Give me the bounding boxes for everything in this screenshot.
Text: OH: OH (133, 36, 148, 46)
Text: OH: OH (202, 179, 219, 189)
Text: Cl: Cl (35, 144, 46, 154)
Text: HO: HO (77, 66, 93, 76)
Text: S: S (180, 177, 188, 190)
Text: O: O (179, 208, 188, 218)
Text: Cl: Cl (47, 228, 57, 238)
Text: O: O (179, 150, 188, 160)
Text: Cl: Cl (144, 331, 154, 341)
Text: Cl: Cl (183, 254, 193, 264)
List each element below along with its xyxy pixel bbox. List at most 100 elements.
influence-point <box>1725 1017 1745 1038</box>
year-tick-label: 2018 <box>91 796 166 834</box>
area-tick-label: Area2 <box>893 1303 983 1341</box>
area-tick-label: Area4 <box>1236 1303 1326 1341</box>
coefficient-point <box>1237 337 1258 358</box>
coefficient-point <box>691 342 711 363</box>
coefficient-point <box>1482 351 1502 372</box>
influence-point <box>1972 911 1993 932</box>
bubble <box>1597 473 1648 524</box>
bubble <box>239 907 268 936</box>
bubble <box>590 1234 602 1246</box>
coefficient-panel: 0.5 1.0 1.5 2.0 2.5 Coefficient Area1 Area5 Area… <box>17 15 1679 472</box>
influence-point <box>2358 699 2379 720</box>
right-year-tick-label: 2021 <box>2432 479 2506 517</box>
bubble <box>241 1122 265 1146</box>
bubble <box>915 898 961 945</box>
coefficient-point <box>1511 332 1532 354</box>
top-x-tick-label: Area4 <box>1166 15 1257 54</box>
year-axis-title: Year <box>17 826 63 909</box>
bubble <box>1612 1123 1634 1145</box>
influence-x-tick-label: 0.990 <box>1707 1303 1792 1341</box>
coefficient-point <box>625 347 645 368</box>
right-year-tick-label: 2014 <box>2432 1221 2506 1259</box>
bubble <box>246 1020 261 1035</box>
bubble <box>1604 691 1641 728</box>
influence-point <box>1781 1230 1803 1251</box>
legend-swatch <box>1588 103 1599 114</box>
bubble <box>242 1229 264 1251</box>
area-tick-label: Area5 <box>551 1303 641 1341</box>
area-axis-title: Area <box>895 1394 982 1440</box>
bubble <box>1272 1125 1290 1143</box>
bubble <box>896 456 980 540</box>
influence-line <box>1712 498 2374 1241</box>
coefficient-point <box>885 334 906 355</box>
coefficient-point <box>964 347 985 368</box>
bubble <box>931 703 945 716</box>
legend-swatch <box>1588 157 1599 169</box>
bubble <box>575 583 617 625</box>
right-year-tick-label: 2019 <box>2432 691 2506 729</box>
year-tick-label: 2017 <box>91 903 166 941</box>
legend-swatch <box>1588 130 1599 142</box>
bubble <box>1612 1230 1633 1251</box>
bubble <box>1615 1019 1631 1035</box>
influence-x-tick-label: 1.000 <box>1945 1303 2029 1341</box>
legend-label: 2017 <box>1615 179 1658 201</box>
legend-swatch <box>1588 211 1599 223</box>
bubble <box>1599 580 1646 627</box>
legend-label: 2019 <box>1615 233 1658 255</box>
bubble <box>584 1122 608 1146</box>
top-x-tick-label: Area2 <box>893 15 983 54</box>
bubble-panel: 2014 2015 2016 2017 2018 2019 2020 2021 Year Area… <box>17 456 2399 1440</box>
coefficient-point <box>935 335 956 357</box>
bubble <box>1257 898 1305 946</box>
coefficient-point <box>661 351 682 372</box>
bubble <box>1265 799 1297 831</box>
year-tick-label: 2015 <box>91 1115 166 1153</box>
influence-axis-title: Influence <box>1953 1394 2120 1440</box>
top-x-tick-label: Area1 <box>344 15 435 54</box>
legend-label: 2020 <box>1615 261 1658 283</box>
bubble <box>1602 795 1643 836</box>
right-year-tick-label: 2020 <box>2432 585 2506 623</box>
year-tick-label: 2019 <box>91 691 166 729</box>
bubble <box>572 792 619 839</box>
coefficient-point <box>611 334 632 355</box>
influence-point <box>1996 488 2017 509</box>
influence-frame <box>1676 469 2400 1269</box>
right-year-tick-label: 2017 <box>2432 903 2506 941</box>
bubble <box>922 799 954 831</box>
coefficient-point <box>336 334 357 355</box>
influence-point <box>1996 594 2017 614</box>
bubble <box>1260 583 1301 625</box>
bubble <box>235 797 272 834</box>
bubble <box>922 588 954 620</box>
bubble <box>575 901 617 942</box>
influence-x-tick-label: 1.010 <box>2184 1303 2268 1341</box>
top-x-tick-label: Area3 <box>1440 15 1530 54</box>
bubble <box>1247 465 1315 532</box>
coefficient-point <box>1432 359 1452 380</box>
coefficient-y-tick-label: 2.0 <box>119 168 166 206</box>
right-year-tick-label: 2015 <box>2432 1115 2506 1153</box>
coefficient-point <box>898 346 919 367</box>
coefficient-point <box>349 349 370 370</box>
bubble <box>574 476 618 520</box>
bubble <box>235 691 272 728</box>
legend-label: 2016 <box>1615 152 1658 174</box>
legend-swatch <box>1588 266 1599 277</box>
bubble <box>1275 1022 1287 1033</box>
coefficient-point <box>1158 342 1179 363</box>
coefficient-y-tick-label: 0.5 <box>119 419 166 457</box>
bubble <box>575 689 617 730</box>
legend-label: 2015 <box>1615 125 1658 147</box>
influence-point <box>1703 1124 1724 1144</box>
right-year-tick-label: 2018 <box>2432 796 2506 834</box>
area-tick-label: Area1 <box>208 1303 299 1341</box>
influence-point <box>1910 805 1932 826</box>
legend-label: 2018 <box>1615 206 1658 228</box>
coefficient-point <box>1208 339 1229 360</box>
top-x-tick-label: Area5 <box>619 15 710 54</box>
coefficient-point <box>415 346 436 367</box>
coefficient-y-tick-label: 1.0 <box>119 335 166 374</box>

WHAT YOU NEED TO DO
Write out every one of the lines above as a numbered list, and omit any blank lines.

SOLUTION FOR THIS PROBLEM
1. Give me the bounding boxes for everything in this screenshot.
2. Text: OH: OH (133, 36, 148, 46)
3. Text: OH: OH (202, 179, 219, 189)
4. Text: Cl: Cl (35, 144, 46, 154)
5. Text: HO: HO (77, 66, 93, 76)
6. Text: S: S (180, 177, 188, 190)
7. Text: O: O (179, 208, 188, 218)
8. Text: Cl: Cl (47, 228, 57, 238)
9. Text: O: O (179, 150, 188, 160)
10. Text: Cl: Cl (144, 331, 154, 341)
11. Text: Cl: Cl (183, 254, 193, 264)
12. List each element below along with its xyxy pixel bbox. List at most 100 elements.
13. influence-point <box>1725 1017 1745 1038</box>
14. year-tick-label: 2018 <box>91 796 166 834</box>
15. area-tick-label: Area2 <box>893 1303 983 1341</box>
16. area-tick-label: Area4 <box>1236 1303 1326 1341</box>
17. coefficient-point <box>1237 337 1258 358</box>
18. coefficient-point <box>691 342 711 363</box>
19. coefficient-point <box>1482 351 1502 372</box>
20. influence-point <box>1972 911 1993 932</box>
21. bubble <box>1597 473 1648 524</box>
22. bubble <box>239 907 268 936</box>
23. bubble <box>590 1234 602 1246</box>
24. coefficient-panel: 0.5 1.0 1.5 2.0 2.5 Coefficient Area1 Area5 Area… <box>17 15 1679 472</box>
25. influence-point <box>2358 699 2379 720</box>
26. right-year-tick-label: 2021 <box>2432 479 2506 517</box>
27. bubble <box>241 1122 265 1146</box>
28. bubble <box>915 898 961 945</box>
29. coefficient-point <box>1511 332 1532 354</box>
30. top-x-tick-label: Area4 <box>1166 15 1257 54</box>
31. year-axis-title: Year <box>17 826 63 909</box>
32. bubble <box>1612 1123 1634 1145</box>
33. influence-x-tick-label: 0.990 <box>1707 1303 1792 1341</box>
34. coefficient-point <box>625 347 645 368</box>
35. right-year-tick-label: 2014 <box>2432 1221 2506 1259</box>
36. bubble <box>246 1020 261 1035</box>
37. bubble <box>1604 691 1641 728</box>
38. influence-point <box>1781 1230 1803 1251</box>
39. legend-swatch <box>1588 103 1599 114</box>
40. bubble <box>242 1229 264 1251</box>
41. area-tick-label: Area5 <box>551 1303 641 1341</box>
42. area-axis-title: Area <box>895 1394 982 1440</box>
43. bubble <box>1272 1125 1290 1143</box>
44. bubble <box>896 456 980 540</box>
45. influence-line <box>1712 498 2374 1241</box>
46. coefficient-point <box>885 334 906 355</box>
47. coefficient-point <box>964 347 985 368</box>
48. bubble <box>931 703 945 716</box>
49. legend-swatch <box>1588 157 1599 169</box>
50. bubble <box>575 583 617 625</box>
51. right-year-tick-label: 2019 <box>2432 691 2506 729</box>
52. year-tick-label: 2017 <box>91 903 166 941</box>
53. legend-swatch <box>1588 130 1599 142</box>
54. bubble <box>1612 1230 1633 1251</box>
55. bubble <box>1615 1019 1631 1035</box>
56. influence-x-tick-label: 1.000 <box>1945 1303 2029 1341</box>
57. legend-label: 2017 <box>1615 179 1658 201</box>
58. legend-swatch <box>1588 211 1599 223</box>
59. bubble <box>1599 580 1646 627</box>
60. legend-label: 2019 <box>1615 233 1658 255</box>
61. bubble <box>584 1122 608 1146</box>
62. top-x-tick-label: Area2 <box>893 15 983 54</box>
63. bubble-panel: 2014 2015 2016 2017 2018 2019 2020 2021 Year Area… <box>17 456 2399 1440</box>
64. coefficient-point <box>935 335 956 357</box>
65. bubble <box>1257 898 1305 946</box>
66. coefficient-point <box>661 351 682 372</box>
67. bubble <box>1265 799 1297 831</box>
68. year-tick-label: 2015 <box>91 1115 166 1153</box>
69. influence-axis-title: Influence <box>1953 1394 2120 1440</box>
70. top-x-tick-label: Area1 <box>344 15 435 54</box>
71. legend-label: 2020 <box>1615 261 1658 283</box>
72. bubble <box>1602 795 1643 836</box>
73. right-year-tick-label: 2020 <box>2432 585 2506 623</box>
74. year-tick-label: 2019 <box>91 691 166 729</box>
75. bubble <box>572 792 619 839</box>
76. coefficient-point <box>611 334 632 355</box>
77. influence-point <box>1996 488 2017 509</box>
78. influence-frame <box>1676 469 2400 1269</box>
79. right-year-tick-label: 2017 <box>2432 903 2506 941</box>
80. bubble <box>922 799 954 831</box>
81. coefficient-point <box>336 334 357 355</box>
82. influence-point <box>1996 594 2017 614</box>
83. bubble <box>1260 583 1301 625</box>
84. bubble <box>235 797 272 834</box>
85. bubble <box>922 588 954 620</box>
86. bubble <box>575 901 617 942</box>
87. influence-x-tick-label: 1.010 <box>2184 1303 2268 1341</box>
88. top-x-tick-label: Area3 <box>1440 15 1530 54</box>
89. bubble <box>1247 465 1315 532</box>
90. coefficient-point <box>1432 359 1452 380</box>
91. coefficient-y-tick-label: 2.0 <box>119 168 166 206</box>
92. right-year-tick-label: 2015 <box>2432 1115 2506 1153</box>
93. coefficient-point <box>898 346 919 367</box>
94. coefficient-point <box>349 349 370 370</box>
95. bubble <box>574 476 618 520</box>
96. bubble <box>235 691 272 728</box>
97. legend-label: 2016 <box>1615 152 1658 174</box>
98. legend-swatch <box>1588 266 1599 277</box>
99. bubble <box>1275 1022 1287 1033</box>
100. coefficient-point <box>1158 342 1179 363</box>
101. coefficient-y-tick-label: 0.5 <box>119 419 166 457</box>
102. bubble <box>575 689 617 730</box>
103. legend-label: 2015 <box>1615 125 1658 147</box>
104. influence-point <box>1703 1124 1724 1144</box>
105. right-year-tick-label: 2018 <box>2432 796 2506 834</box>
106. area-tick-label: Area1 <box>208 1303 299 1341</box>
107. influence-point <box>1910 805 1932 826</box>
108. legend-label: 2018 <box>1615 206 1658 228</box>
109. coefficient-point <box>1208 339 1229 360</box>
110. top-x-tick-label: Area5 <box>619 15 710 54</box>
111. coefficient-point <box>415 346 436 367</box>
112. coefficient-y-tick-label: 1.0 <box>119 335 166 374</box>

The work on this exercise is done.